Set problem
Using the listing below, report all lines holding the word "DOLLARS".

--- START OF Task inputs ---

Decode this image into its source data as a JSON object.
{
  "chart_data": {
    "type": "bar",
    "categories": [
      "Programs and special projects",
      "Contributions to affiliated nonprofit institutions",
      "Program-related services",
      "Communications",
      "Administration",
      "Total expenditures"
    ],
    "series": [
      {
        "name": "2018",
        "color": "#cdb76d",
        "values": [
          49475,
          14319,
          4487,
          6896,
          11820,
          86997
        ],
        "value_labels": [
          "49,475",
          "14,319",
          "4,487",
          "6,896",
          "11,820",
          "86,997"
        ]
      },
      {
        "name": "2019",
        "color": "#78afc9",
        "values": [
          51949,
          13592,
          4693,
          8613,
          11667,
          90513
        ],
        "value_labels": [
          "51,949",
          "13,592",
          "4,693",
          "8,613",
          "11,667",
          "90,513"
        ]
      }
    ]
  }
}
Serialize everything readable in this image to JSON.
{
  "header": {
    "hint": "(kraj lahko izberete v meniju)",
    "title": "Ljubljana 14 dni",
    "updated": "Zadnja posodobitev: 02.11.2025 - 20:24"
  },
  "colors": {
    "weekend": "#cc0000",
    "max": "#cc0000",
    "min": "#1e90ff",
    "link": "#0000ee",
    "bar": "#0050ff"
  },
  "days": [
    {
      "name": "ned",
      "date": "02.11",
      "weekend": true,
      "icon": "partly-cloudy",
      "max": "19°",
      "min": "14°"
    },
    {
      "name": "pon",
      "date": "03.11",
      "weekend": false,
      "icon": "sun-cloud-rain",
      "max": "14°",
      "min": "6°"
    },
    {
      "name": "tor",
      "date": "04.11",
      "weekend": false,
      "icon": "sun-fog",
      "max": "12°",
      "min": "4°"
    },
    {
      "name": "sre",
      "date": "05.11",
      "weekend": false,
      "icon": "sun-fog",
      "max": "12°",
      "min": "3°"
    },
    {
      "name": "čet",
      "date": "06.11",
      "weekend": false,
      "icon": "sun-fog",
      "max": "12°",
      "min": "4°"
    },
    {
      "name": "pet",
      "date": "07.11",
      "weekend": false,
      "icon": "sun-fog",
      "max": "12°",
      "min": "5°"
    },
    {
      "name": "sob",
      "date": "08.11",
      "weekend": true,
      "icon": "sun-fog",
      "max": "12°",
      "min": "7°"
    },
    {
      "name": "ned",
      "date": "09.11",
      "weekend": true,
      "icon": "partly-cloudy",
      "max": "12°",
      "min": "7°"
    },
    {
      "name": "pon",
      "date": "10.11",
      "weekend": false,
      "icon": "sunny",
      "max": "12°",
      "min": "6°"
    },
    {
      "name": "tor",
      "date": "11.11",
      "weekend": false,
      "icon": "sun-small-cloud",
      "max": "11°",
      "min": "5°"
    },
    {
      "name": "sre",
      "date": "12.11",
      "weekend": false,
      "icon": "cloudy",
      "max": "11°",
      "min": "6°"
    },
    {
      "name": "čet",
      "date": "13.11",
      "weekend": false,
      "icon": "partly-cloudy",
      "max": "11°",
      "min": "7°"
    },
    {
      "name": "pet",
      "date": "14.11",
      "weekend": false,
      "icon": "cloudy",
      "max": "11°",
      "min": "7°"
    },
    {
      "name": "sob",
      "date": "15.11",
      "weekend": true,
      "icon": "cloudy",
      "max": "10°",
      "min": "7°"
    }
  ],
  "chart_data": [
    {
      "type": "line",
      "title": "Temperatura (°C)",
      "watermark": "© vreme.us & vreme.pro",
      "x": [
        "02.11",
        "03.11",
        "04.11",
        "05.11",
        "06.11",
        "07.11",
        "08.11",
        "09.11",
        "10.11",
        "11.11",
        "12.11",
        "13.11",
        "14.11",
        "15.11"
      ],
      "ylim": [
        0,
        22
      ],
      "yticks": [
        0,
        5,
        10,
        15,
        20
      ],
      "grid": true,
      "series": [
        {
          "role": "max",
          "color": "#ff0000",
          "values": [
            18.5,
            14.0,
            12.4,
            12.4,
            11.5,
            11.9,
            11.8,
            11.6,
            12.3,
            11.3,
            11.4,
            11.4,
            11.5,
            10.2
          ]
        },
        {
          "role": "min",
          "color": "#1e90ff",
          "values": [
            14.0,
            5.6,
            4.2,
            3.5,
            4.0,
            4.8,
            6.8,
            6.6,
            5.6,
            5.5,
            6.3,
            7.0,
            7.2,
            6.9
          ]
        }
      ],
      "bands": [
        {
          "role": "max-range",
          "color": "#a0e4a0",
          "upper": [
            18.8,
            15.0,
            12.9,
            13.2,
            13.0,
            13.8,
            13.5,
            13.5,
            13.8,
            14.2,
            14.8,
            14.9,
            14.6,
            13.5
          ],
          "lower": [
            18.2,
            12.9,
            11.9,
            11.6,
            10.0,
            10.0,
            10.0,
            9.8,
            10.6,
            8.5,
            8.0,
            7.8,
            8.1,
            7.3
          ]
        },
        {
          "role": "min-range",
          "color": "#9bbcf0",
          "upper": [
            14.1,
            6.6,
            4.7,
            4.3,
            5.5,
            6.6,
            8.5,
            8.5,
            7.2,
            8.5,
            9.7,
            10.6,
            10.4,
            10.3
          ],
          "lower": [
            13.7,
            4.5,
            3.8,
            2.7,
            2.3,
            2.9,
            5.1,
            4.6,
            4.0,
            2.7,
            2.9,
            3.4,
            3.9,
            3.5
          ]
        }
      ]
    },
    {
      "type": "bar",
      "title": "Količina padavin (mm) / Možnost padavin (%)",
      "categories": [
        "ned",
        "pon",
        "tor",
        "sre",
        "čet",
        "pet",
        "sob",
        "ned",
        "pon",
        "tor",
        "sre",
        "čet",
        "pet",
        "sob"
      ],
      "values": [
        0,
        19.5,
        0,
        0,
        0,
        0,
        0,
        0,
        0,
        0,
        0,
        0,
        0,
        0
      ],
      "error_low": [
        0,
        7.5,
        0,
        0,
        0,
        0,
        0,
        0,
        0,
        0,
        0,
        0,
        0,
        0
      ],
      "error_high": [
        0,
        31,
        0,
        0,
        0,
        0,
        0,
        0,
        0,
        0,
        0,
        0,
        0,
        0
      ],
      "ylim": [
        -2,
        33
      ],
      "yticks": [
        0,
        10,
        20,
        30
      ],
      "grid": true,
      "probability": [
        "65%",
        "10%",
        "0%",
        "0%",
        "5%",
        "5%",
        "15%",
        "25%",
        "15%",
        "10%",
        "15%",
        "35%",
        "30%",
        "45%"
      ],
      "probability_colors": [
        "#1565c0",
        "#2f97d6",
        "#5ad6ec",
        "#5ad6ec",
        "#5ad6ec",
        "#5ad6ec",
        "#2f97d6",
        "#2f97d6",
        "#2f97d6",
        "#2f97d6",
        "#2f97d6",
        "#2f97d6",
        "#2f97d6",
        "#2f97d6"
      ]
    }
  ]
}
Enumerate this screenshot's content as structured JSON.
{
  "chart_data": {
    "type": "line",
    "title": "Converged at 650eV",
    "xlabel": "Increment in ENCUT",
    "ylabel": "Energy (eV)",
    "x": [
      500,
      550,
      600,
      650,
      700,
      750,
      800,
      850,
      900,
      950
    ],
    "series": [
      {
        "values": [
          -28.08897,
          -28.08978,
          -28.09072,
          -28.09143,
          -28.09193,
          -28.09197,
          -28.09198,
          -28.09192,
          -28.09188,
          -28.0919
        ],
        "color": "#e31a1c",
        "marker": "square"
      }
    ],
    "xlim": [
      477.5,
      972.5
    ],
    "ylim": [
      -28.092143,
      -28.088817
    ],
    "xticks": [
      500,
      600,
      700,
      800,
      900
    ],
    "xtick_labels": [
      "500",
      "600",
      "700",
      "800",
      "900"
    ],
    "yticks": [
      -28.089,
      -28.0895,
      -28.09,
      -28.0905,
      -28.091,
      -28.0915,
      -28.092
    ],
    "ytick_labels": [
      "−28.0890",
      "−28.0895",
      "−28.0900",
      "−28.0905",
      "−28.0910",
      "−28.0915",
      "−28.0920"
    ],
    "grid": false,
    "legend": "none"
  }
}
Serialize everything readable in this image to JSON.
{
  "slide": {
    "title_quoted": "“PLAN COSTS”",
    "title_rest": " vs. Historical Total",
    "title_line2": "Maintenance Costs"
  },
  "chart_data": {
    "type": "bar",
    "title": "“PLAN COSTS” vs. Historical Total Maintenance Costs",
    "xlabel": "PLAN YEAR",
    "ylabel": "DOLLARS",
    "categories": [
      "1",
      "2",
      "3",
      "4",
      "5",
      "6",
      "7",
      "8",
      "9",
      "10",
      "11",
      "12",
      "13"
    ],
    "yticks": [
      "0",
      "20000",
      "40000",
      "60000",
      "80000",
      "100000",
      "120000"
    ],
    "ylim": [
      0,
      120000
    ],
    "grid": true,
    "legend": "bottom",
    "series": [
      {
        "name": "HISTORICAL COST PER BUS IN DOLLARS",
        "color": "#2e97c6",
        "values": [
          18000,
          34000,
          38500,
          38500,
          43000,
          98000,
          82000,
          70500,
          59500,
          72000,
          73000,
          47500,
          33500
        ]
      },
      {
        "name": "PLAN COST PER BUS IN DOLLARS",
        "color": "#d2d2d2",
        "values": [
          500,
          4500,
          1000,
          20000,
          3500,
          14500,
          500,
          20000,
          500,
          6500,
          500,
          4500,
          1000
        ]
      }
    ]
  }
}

--- END OF Task inputs ---

Solution to this problem
    "ylabel": "DOLLARS",
        "name": "HISTORICAL COST PER BUS IN DOLLARS",
        "name": "PLAN COST PER BUS IN DOLLARS",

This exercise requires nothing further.